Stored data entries

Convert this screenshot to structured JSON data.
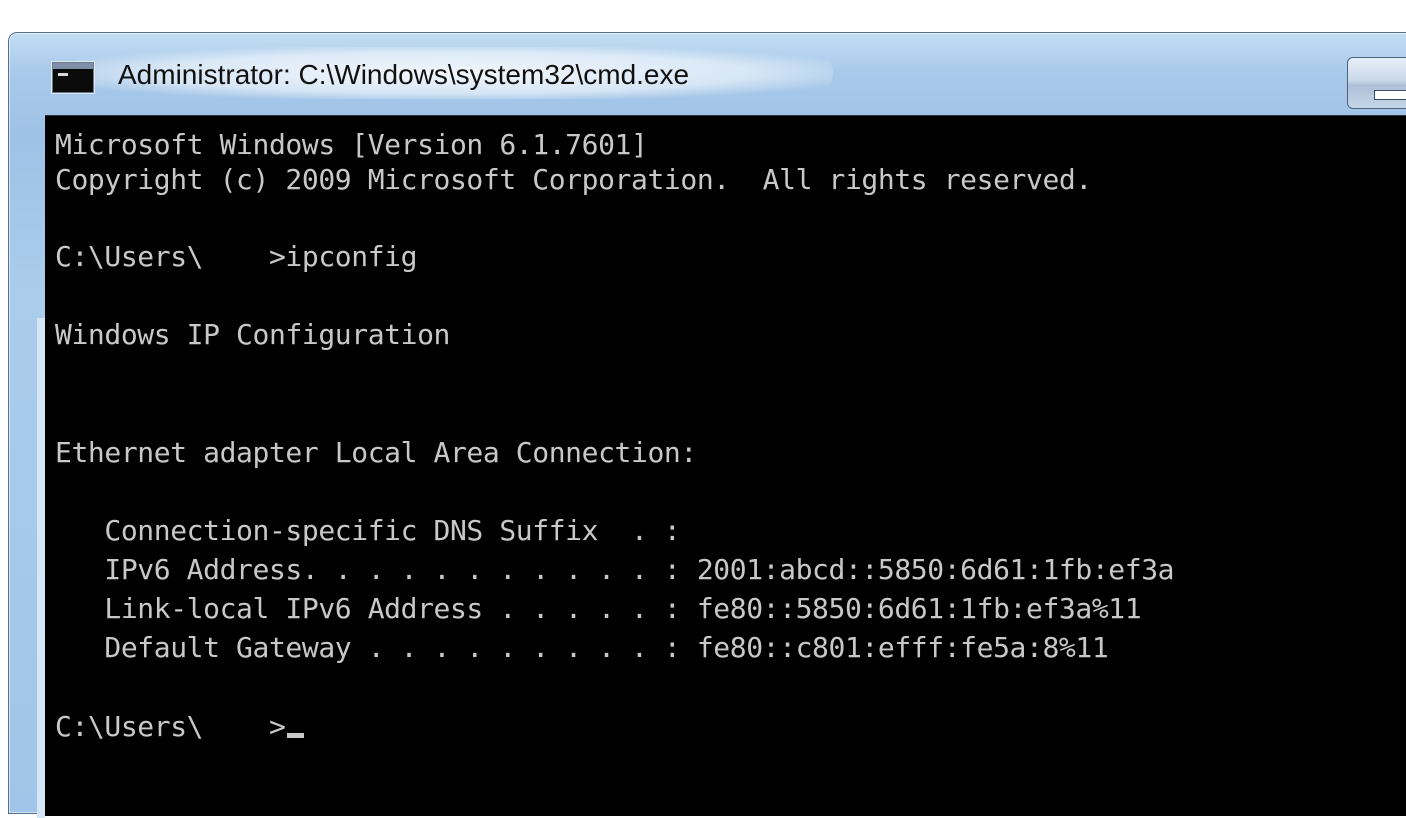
{
  "window": {
    "title": "Administrator: C:\\Windows\\system32\\cmd.exe",
    "icon": "cmd-icon",
    "controls": {
      "minimize": "minimize-icon"
    }
  },
  "colors": {
    "console_bg": "#000000",
    "console_text": "#c8c8c8",
    "frame": "#a8c9ea"
  },
  "console": {
    "lines": [
      "Microsoft Windows [Version 6.1.7601]",
      "Copyright (c) 2009 Microsoft Corporation.  All rights reserved.",
      "C:\\Users\\    >ipconfig",
      "Windows IP Configuration",
      "Ethernet adapter Local Area Connection:",
      "   Connection-specific DNS Suffix  . :",
      "   IPv6 Address. . . . . . . . . . . : 2001:abcd::5850:6d61:1fb:ef3a",
      "   Link-local IPv6 Address . . . . . : fe80::5850:6d61:1fb:ef3a%11",
      "   Default Gateway . . . . . . . . . : fe80::c801:efff:fe5a:8%11",
      "C:\\Users\\    >"
    ]
  }
}
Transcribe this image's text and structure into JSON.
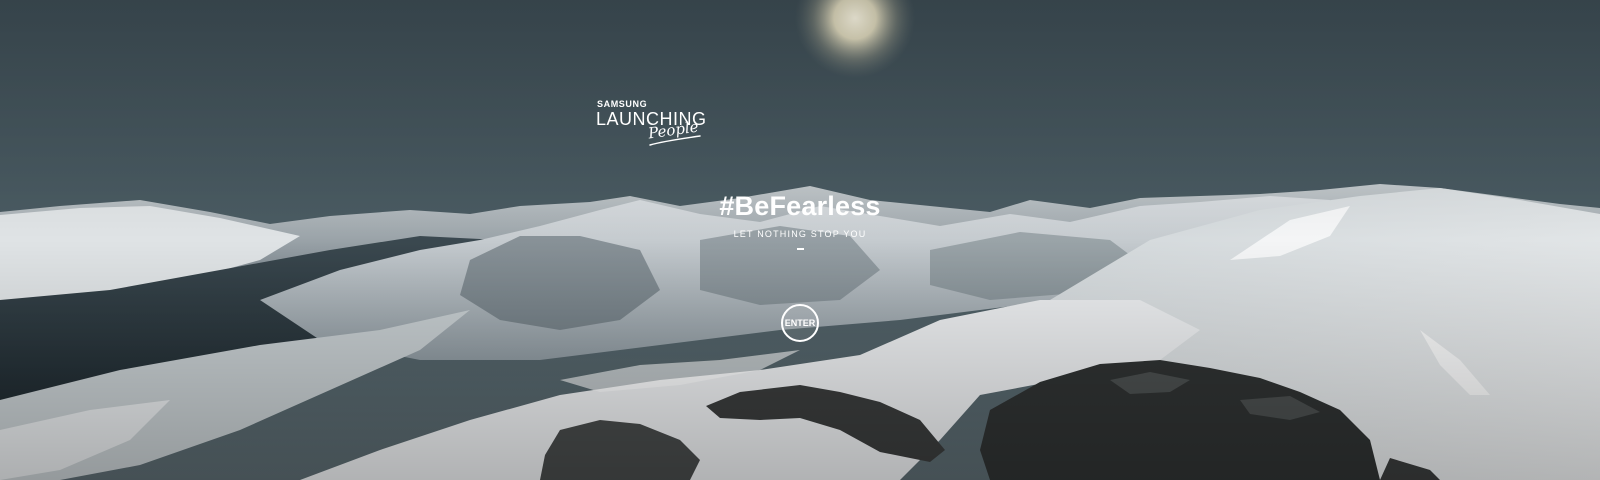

WHAT THE TASK ASKS
Repeat the material above word for word, please, apart from its images.

OUTPUT OF THE TASK
Convert this screenshot to structured JSON data.
{
  "window": {
    "title": "Administrator: C:\\Windows\\system32\\cmd.exe",
    "icon": "cmd-icon",
    "controls": {
      "minimize": "minimize-icon"
    }
  },
  "colors": {
    "console_bg": "#000000",
    "console_text": "#c8c8c8",
    "frame": "#a8c9ea"
  },
  "console": {
    "lines": [
      "Microsoft Windows [Version 6.1.7601]",
      "Copyright (c) 2009 Microsoft Corporation.  All rights reserved.",
      "C:\\Users\\    >ipconfig",
      "Windows IP Configuration",
      "Ethernet adapter Local Area Connection:",
      "   Connection-specific DNS Suffix  . :",
      "   IPv6 Address. . . . . . . . . . . : 2001:abcd::5850:6d61:1fb:ef3a",
      "   Link-local IPv6 Address . . . . . : fe80::5850:6d61:1fb:ef3a%11",
      "   Default Gateway . . . . . . . . . : fe80::c801:efff:fe5a:8%11",
      "C:\\Users\\    >"
    ]
  }
}
Transcribe this image's text and structure into JSON.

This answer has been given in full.